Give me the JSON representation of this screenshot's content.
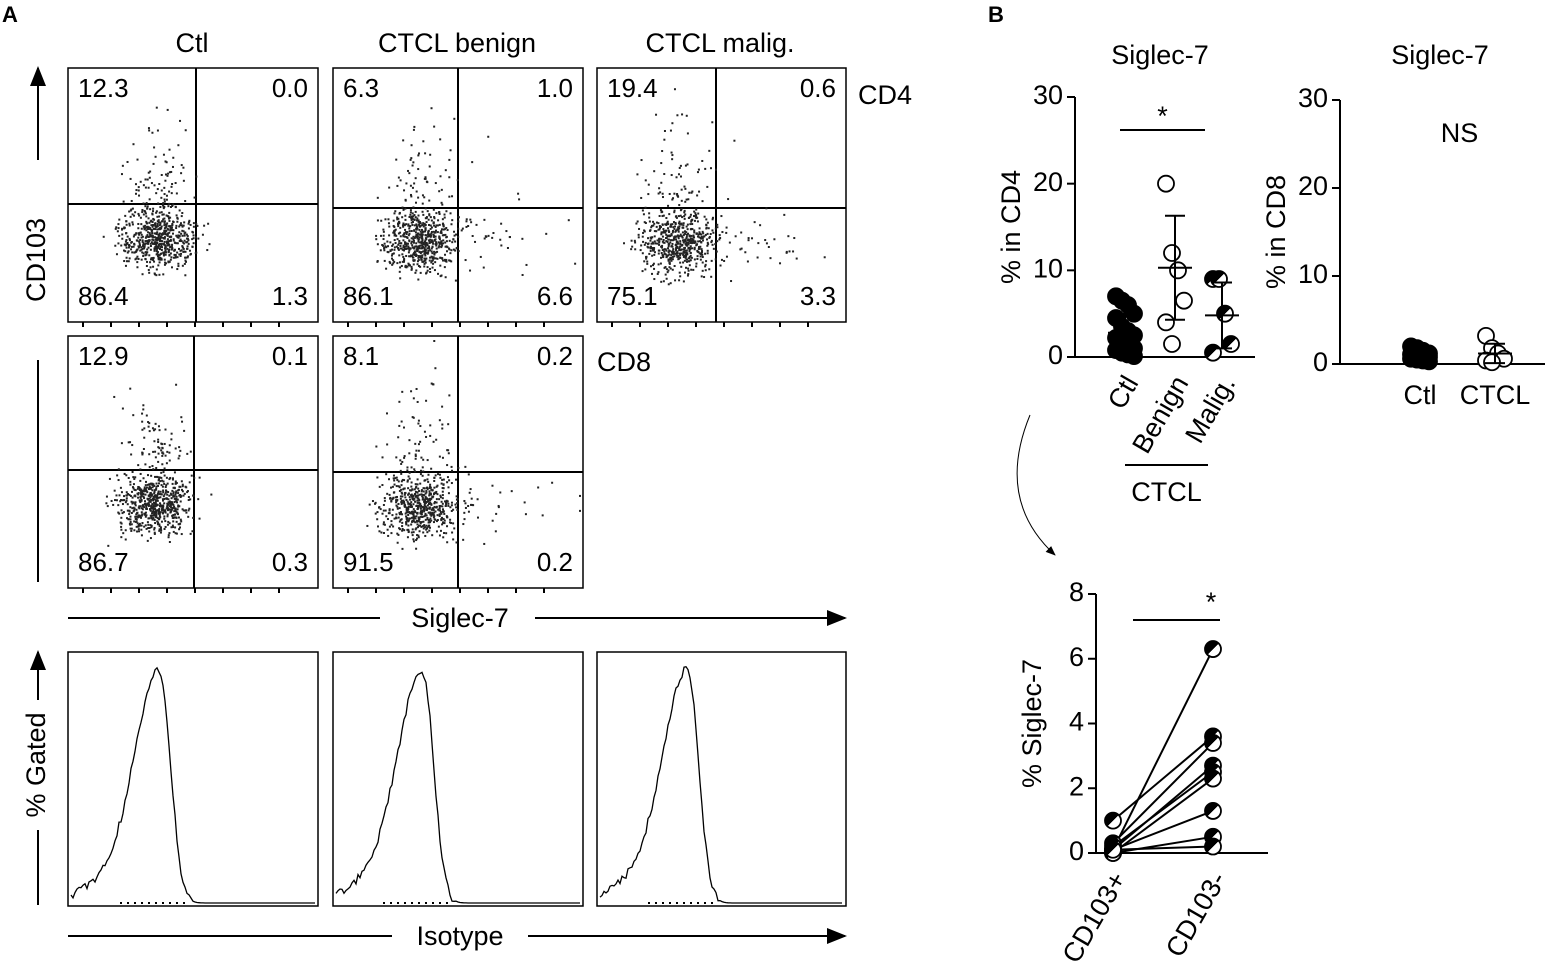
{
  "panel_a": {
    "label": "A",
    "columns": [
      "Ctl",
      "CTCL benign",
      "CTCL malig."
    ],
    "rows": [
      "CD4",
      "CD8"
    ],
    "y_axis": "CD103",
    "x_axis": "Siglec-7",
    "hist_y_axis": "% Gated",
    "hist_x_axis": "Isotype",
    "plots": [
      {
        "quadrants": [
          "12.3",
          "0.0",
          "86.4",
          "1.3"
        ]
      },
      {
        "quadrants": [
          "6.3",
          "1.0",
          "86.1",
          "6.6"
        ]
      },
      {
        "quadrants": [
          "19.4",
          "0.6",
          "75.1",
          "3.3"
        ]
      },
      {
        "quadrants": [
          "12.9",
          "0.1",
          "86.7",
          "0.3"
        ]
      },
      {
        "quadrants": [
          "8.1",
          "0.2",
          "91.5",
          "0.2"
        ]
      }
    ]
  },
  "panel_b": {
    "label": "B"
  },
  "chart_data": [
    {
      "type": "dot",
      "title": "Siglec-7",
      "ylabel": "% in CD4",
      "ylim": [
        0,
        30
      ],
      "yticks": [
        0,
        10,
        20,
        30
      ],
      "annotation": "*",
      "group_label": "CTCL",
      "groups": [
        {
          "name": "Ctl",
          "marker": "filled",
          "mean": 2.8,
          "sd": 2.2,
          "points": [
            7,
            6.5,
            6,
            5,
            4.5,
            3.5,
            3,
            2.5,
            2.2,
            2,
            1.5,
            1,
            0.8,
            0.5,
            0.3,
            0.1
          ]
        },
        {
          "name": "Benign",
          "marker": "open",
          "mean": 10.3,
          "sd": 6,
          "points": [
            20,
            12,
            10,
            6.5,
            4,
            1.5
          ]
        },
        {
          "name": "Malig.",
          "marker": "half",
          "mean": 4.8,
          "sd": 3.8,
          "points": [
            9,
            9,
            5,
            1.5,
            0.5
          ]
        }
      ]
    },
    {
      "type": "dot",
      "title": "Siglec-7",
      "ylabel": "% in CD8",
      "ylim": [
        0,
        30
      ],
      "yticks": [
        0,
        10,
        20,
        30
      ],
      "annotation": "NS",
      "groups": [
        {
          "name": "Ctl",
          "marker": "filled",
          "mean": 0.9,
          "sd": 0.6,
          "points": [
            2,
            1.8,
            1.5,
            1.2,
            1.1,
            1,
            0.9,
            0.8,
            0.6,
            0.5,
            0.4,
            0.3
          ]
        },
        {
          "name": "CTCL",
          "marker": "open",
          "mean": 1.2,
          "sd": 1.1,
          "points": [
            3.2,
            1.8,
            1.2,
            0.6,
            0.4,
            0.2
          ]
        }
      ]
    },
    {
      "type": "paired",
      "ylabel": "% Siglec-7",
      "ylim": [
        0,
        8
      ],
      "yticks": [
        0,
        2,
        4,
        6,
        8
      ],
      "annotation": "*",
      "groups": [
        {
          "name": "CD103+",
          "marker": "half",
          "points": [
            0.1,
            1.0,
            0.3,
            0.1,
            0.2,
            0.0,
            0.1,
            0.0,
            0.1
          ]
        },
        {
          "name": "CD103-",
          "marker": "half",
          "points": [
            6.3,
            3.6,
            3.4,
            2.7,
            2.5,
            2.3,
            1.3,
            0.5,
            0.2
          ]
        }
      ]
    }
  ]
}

◇ ◇ ◇

Objective:
Read the data above and pull out each line that holds the string "ylabel".

Exercise response:
      "ylabel": "% in CD4",
      "ylabel": "% in CD8",
      "ylabel": "% Siglec-7",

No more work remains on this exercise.